#### Given records:
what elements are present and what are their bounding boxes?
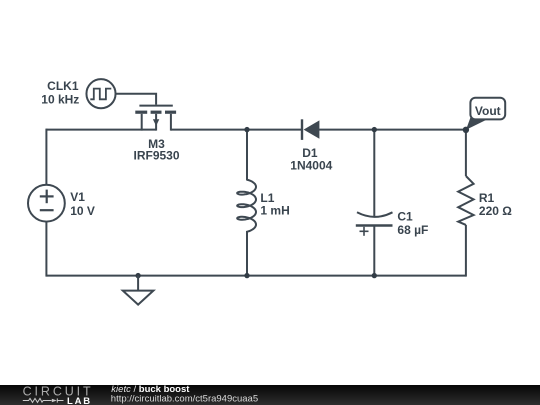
svg-text:LAB: LAB <box>67 396 92 405</box>
wire gate from CLK1 <box>116 94 157 105</box>
wire C1 bottom <box>373 227 375 276</box>
transistor M3 (PMOS) <box>135 106 176 131</box>
svg-text:10 kHz: 10 kHz <box>41 93 79 107</box>
svg-text:10 V: 10 V <box>70 204 95 218</box>
inductor L1 <box>237 180 256 232</box>
wire C1 top <box>373 130 375 217</box>
voltage source V1 <box>28 185 65 222</box>
wire diode to Vout node <box>319 129 466 131</box>
junction ground <box>135 273 140 278</box>
ground <box>123 276 154 305</box>
svg-text:1 mH: 1 mH <box>260 204 289 218</box>
junction L1 top <box>244 127 249 132</box>
svg-text:220 Ω: 220 Ω <box>479 204 512 218</box>
svg-text:R1: R1 <box>479 191 495 205</box>
junction C1 top <box>372 127 377 132</box>
wire R1 top <box>465 130 467 176</box>
wire V1 top <box>45 129 47 185</box>
svg-text:C1: C1 <box>397 209 413 223</box>
svg-text:CLK1: CLK1 <box>47 79 79 93</box>
wire bottom rail <box>46 275 466 277</box>
svg-text:Vout: Vout <box>475 104 501 118</box>
wire V1 bottom <box>45 222 47 277</box>
svg-text:V1: V1 <box>70 190 85 204</box>
wire source rail top-left <box>46 129 156 131</box>
resistor R1 <box>458 176 473 225</box>
node dot Vout <box>463 127 469 133</box>
logo waveform <box>23 398 64 402</box>
wire drain rail <box>171 129 302 131</box>
footer bar <box>0 385 540 405</box>
diode D1 <box>302 119 319 140</box>
capacitor C1 <box>356 212 393 236</box>
node Vout flag <box>466 98 505 130</box>
wire L1 bottom <box>246 231 248 276</box>
wire L1 top <box>246 130 248 181</box>
junction L1 bottom <box>244 273 249 278</box>
svg-text:68 µF: 68 µF <box>397 223 428 237</box>
wire R1 bottom <box>465 225 467 277</box>
svg-text:1N4004: 1N4004 <box>290 159 332 173</box>
svg-text:IRF9530: IRF9530 <box>133 149 179 163</box>
clock source CLK1 <box>86 79 115 108</box>
svg-text:http://circuitlab.com/ct5ra949: http://circuitlab.com/ct5ra949cuaa5 <box>111 394 258 405</box>
junction C1 bottom <box>372 273 377 278</box>
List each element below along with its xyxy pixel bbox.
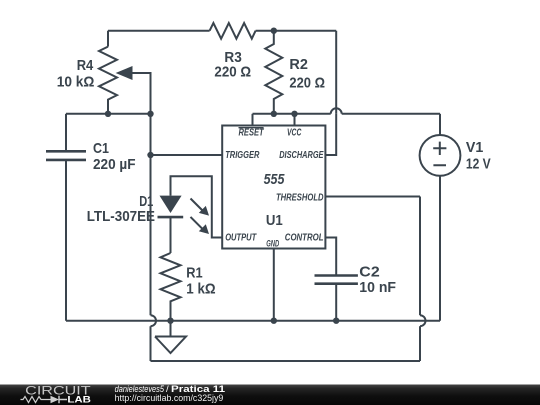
wire TRIGGER pin — [151, 154, 223, 156]
LED D1 cathode bar — [158, 216, 184, 219]
wire V1 top lead — [439, 114, 441, 135]
capacitor C2 — [315, 276, 358, 284]
node VCC junction — [291, 111, 297, 117]
svg-text:220 Ω: 220 Ω — [214, 64, 251, 81]
svg-text:U1: U1 — [266, 212, 283, 229]
footer bar — [0, 385, 540, 405]
svg-text:OUTPUT: OUTPUT — [225, 233, 257, 244]
LED D1 light arrow 1 — [191, 199, 204, 212]
wire trigger net vertical x=150.5 — [150, 114, 152, 315]
svg-text:DISCHARGE: DISCHARGE — [279, 150, 324, 161]
node trigger junction — [147, 152, 153, 158]
node R1/ground junction — [167, 318, 173, 324]
node R4 bottom junction — [105, 111, 111, 117]
resistor R3 — [210, 23, 256, 39]
resistor R1 — [161, 253, 181, 321]
svg-text:TRIGGER: TRIGGER — [225, 150, 260, 161]
node wiper junction — [147, 111, 153, 117]
svg-text:LTL-307EE: LTL-307EE — [87, 208, 155, 225]
svg-text:LAB: LAB — [67, 394, 91, 405]
wire OUTPUT pin to LED anode — [171, 176, 223, 237]
wire top rail left segment — [108, 30, 210, 32]
wire THRESHOLD pin — [325, 196, 420, 198]
capacitor C1 — [46, 151, 86, 160]
wire CONTROL pin to C2 — [325, 238, 336, 276]
wire hop over ground rail at x=150.5 — [151, 315, 157, 361]
wire top rail right segment — [256, 30, 337, 32]
svg-text:R1: R1 — [186, 264, 202, 281]
svg-text:R4: R4 — [77, 57, 94, 74]
svg-text:V1: V1 — [466, 139, 483, 156]
wire RESET pin drop — [252, 114, 254, 126]
resistor R2 — [265, 31, 282, 114]
svg-text:220 µF: 220 µF — [93, 156, 136, 173]
wire left rail y=113.8 — [66, 113, 151, 115]
wire GND pin stub — [273, 249, 275, 321]
logo diode symbol — [51, 396, 60, 403]
wire VCC pin drop — [294, 114, 296, 126]
svg-text:R2: R2 — [289, 56, 308, 73]
svg-text:CONTROL: CONTROL — [285, 233, 324, 244]
svg-text:10 kΩ: 10 kΩ — [57, 74, 95, 91]
resistor R4 potentiometer body — [99, 47, 117, 114]
wire C1 top lead — [65, 114, 67, 152]
wire C2 bottom lead — [335, 284, 337, 321]
wire LED cathode to R1 — [170, 217, 172, 253]
svg-text:http://circuitlab.com/c325jy9: http://circuitlab.com/c325jy9 — [115, 393, 224, 404]
voltage source V1 — [420, 135, 461, 176]
node C2 junction — [333, 318, 339, 324]
potentiometer R4 wiper arrow — [122, 73, 151, 114]
svg-text:C1: C1 — [93, 140, 109, 157]
wire discharge to DISCHARGE pin — [325, 114, 336, 155]
node R2 bottom junction — [271, 111, 277, 117]
wire discharge net vertical x=336.2 with corner at top rail — [335, 31, 337, 114]
wire C1 bottom lead — [65, 160, 67, 321]
wire bottom link y=361 trigger-threshold — [151, 360, 421, 362]
wire R4 top lead — [107, 31, 109, 47]
LED D1 light arrow 2 — [191, 217, 204, 230]
node top R3/R2 junction — [271, 28, 277, 34]
wire threshold net vertical x=420 — [419, 326, 421, 361]
LED D1 triangle — [160, 196, 182, 213]
svg-text:THRESHOLD: THRESHOLD — [276, 192, 324, 203]
svg-text:12 V: 12 V — [466, 156, 491, 173]
svg-text:220 Ω: 220 Ω — [289, 74, 325, 91]
wire hop over ground rail at x=420 — [420, 197, 426, 327]
ground symbol — [155, 321, 186, 353]
svg-text:VCC: VCC — [287, 127, 302, 138]
svg-text:1 kΩ: 1 kΩ — [186, 281, 215, 298]
svg-text:RESET: RESET — [239, 127, 265, 138]
wire vcc rail y=113.8 with hop over discharge vertical — [253, 108, 441, 114]
op-amp U1 555 timer box — [222, 126, 325, 249]
wire ground rail y=320.7 — [66, 320, 440, 322]
logo resistor squiggle — [21, 397, 51, 403]
svg-text:GND: GND — [266, 238, 279, 248]
svg-text:555: 555 — [264, 171, 285, 188]
svg-text:10 nF: 10 nF — [359, 279, 396, 296]
node GND pin junction — [271, 318, 277, 324]
wire V1 bottom lead — [439, 176, 441, 321]
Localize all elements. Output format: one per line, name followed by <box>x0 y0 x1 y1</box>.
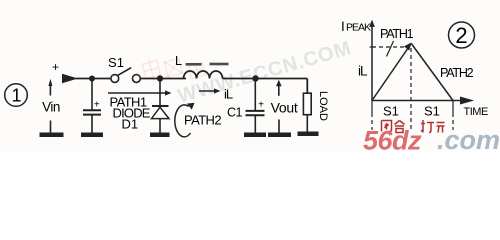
input capacitor ground bar <box>81 133 103 138</box>
capacitor C1 wire top <box>254 79 256 111</box>
red label open (da-kai) <box>421 120 445 133</box>
Vout arrow <box>276 80 282 87</box>
input capacitor plates <box>83 109 101 111</box>
graph y-axis <box>371 25 373 101</box>
node: diode junction <box>157 75 163 81</box>
input capacitor wire bottom <box>91 115 93 133</box>
svg-text:.com: .com <box>437 125 500 151</box>
dashed vertical from peak <box>410 48 412 130</box>
Vout ground stub <box>278 120 280 134</box>
capacitor C1 plates <box>246 110 265 112</box>
wire: inductor to output <box>223 78 308 80</box>
PATH1 pointer line <box>387 41 394 57</box>
Vin ground bar <box>40 133 64 138</box>
load wire bottom <box>306 115 308 132</box>
svg-text:L: L <box>175 54 182 68</box>
watermark dark dash 2 <box>210 63 229 66</box>
diode D1 wire top <box>159 81 161 106</box>
watermark pink chinese glyph 1 <box>141 57 161 83</box>
input capacitor wire top <box>91 79 93 110</box>
node: input cap junction <box>89 76 95 82</box>
svg-text:S1: S1 <box>108 55 124 70</box>
svg-text:+: + <box>258 100 264 111</box>
red label closed (bi-he) <box>382 121 405 133</box>
svg-text:TIME: TIME <box>464 106 488 118</box>
svg-text:1: 1 <box>11 86 21 106</box>
diode ground bar <box>150 133 170 138</box>
circled number 2 <box>449 22 475 48</box>
load ground bar <box>298 132 319 137</box>
node: output cap junction <box>252 75 258 81</box>
graph x-axis <box>372 100 462 102</box>
svg-text:iL: iL <box>358 64 368 79</box>
Vin ground stub <box>50 121 52 134</box>
switch S1 lever <box>118 68 132 76</box>
Vin arrow <box>49 84 51 96</box>
svg-text:Vin: Vin <box>42 100 60 115</box>
tick at origin below axis <box>371 101 373 118</box>
triangle rising edge <box>372 45 411 101</box>
svg-text:S1: S1 <box>424 104 440 119</box>
svg-text:Vout: Vout <box>271 100 298 116</box>
svg-text:S1: S1 <box>383 104 399 119</box>
diode D1 wire bottom <box>159 119 161 133</box>
svg-text:56dz: 56dz <box>363 126 422 152</box>
wire: drop to load <box>306 79 308 94</box>
arrowhead at triangle peak <box>404 43 412 51</box>
svg-text:+: + <box>52 60 59 74</box>
y-axis tick at I PEAK level <box>370 46 375 48</box>
svg-text:I: I <box>341 19 345 34</box>
tick at period end <box>452 101 454 118</box>
wire: input to switch <box>76 78 111 80</box>
svg-text:C1: C1 <box>227 106 243 120</box>
triangle falling edge <box>411 44 453 101</box>
watermark pink chinese glyph 2 <box>164 59 182 77</box>
svg-text:PATH2: PATH2 <box>440 66 474 80</box>
Vout ground bar <box>268 133 291 138</box>
circled number 1 <box>5 84 28 107</box>
svg-text:PATH1: PATH1 <box>380 27 414 41</box>
svg-text:PEAK: PEAK <box>346 22 371 34</box>
wire: switch to inductor <box>140 78 186 80</box>
dashed peak level line <box>372 46 408 48</box>
capacitor C1 ground bar <box>244 133 266 138</box>
input arrow (filled triangle) <box>62 74 78 84</box>
svg-text:LOAD: LOAD <box>317 91 329 121</box>
PATH1 current arrow <box>108 92 167 94</box>
svg-text:iL: iL <box>224 87 233 102</box>
inductor L <box>184 71 223 79</box>
iL current arrow <box>199 90 216 92</box>
svg-text:D1: D1 <box>122 117 139 132</box>
svg-text:+: + <box>94 100 100 111</box>
watermark dark dash 1 <box>186 63 202 66</box>
load resistor <box>303 93 311 115</box>
switch S1 contacts <box>111 75 119 83</box>
capacitor C1 wire bottom <box>254 115 256 133</box>
PATH2 curved arrow <box>175 105 191 137</box>
diode D1 triangle <box>152 107 170 118</box>
svg-text:2: 2 <box>455 23 467 48</box>
watermark pink chinese glyph 3 <box>189 62 206 78</box>
svg-text:PATH2: PATH2 <box>184 113 221 128</box>
diode D1 cathode bar <box>152 105 169 107</box>
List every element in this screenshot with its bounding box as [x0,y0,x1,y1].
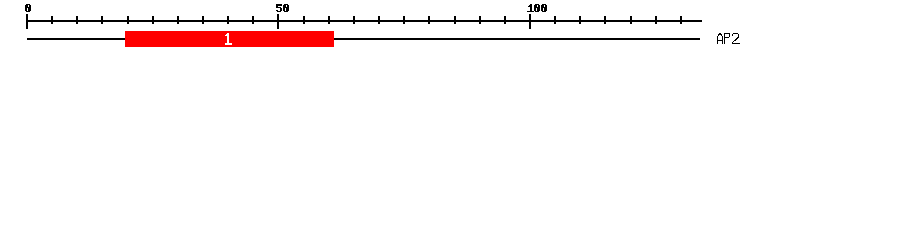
minor tick [579,16,581,24]
feature box label 1 (white) [225,33,232,45]
feature track connector line [27,38,700,40]
minor tick [454,16,456,24]
minor tick [353,16,355,24]
ruler label 50 [276,4,289,12]
minor tick [479,16,481,24]
minor tick [202,16,204,24]
minor tick [680,16,682,24]
minor tick [152,16,154,24]
ruler label 0 [25,4,31,12]
minor tick [630,16,632,24]
minor tick [378,16,380,24]
minor tick [227,16,229,24]
minor tick [504,16,506,24]
minor tick [101,16,103,24]
minor tick [252,16,254,24]
ruler main line [26,20,702,22]
minor tick [51,16,53,24]
minor tick [554,16,556,24]
ruler label 100 [527,4,547,12]
minor tick [655,16,657,24]
major tick 100 [529,14,531,29]
minor tick [177,16,179,24]
minor tick [428,16,430,24]
feature box (red, subfeature 1) [125,31,334,47]
minor tick [76,16,78,24]
major tick 50 [277,14,279,29]
minor tick [403,16,405,24]
minor tick [127,16,129,24]
track label AP2 [717,33,740,44]
minor tick [328,16,330,24]
minor tick [604,16,606,24]
major tick 0 [26,14,28,29]
minor tick [303,16,305,24]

#### Given exercise:
Copy the records verbatim from the line with "wire TRIGGER pin — [151, 154, 223, 156]" to the line with "resistor R4 potentiometer", including both of those lines.

#### Response to this task:
wire TRIGGER pin — [151, 154, 223, 156]
LED D1 cathode bar — [158, 216, 184, 219]
wire V1 top lead — [439, 114, 441, 135]
capacitor C2 — [315, 276, 358, 284]
node VCC junction — [291, 111, 297, 117]
svg-text:220 Ω: 220 Ω — [214, 64, 251, 81]
svg-text:U1: U1 — [266, 212, 283, 229]
footer bar — [0, 385, 540, 405]
svg-text:OUTPUT: OUTPUT — [225, 233, 257, 244]
LED D1 light arrow 1 — [191, 199, 204, 212]
wire trigger net vertical x=150.5 — [150, 114, 152, 315]
svg-text:DISCHARGE: DISCHARGE — [279, 150, 324, 161]
node trigger junction — [147, 152, 153, 158]
node R1/ground junction — [167, 318, 173, 324]
node R4 bottom junction — [105, 111, 111, 117]
resistor R3 — [210, 23, 256, 39]
resistor R1 — [161, 253, 181, 321]
svg-text:TRIGGER: TRIGGER — [225, 150, 260, 161]
node wiper junction — [147, 111, 153, 117]
svg-text:LTL-307EE: LTL-307EE — [87, 208, 155, 225]
svg-text:LAB: LAB — [67, 394, 91, 405]
wire OUTPUT pin to LED anode — [171, 176, 223, 237]
wire top rail left segment — [108, 30, 210, 32]
wire THRESHOLD pin — [325, 196, 420, 198]
capacitor C1 — [46, 151, 86, 160]
wire CONTROL pin to C2 — [325, 238, 336, 276]
wire hop over ground rail at x=150.5 — [151, 315, 157, 361]
wire top rail right segment — [256, 30, 337, 32]
svg-text:R1: R1 — [186, 264, 202, 281]
svg-text:R4: R4 — [77, 57, 94, 74]
svg-text:V1: V1 — [466, 139, 483, 156]
wire RESET pin drop — [252, 114, 254, 126]
resistor R2 — [265, 31, 282, 114]
svg-text:220 µF: 220 µF — [93, 156, 136, 173]
wire left rail y=113.8 — [66, 113, 151, 115]
wire GND pin stub — [273, 249, 275, 321]
logo diode symbol — [51, 396, 60, 403]
wire VCC pin drop — [294, 114, 296, 126]
svg-text:R2: R2 — [289, 56, 308, 73]
svg-text:CONTROL: CONTROL — [285, 233, 324, 244]
svg-text:10 kΩ: 10 kΩ — [57, 74, 95, 91]
resistor R4 potentiometer body — [99, 47, 117, 114]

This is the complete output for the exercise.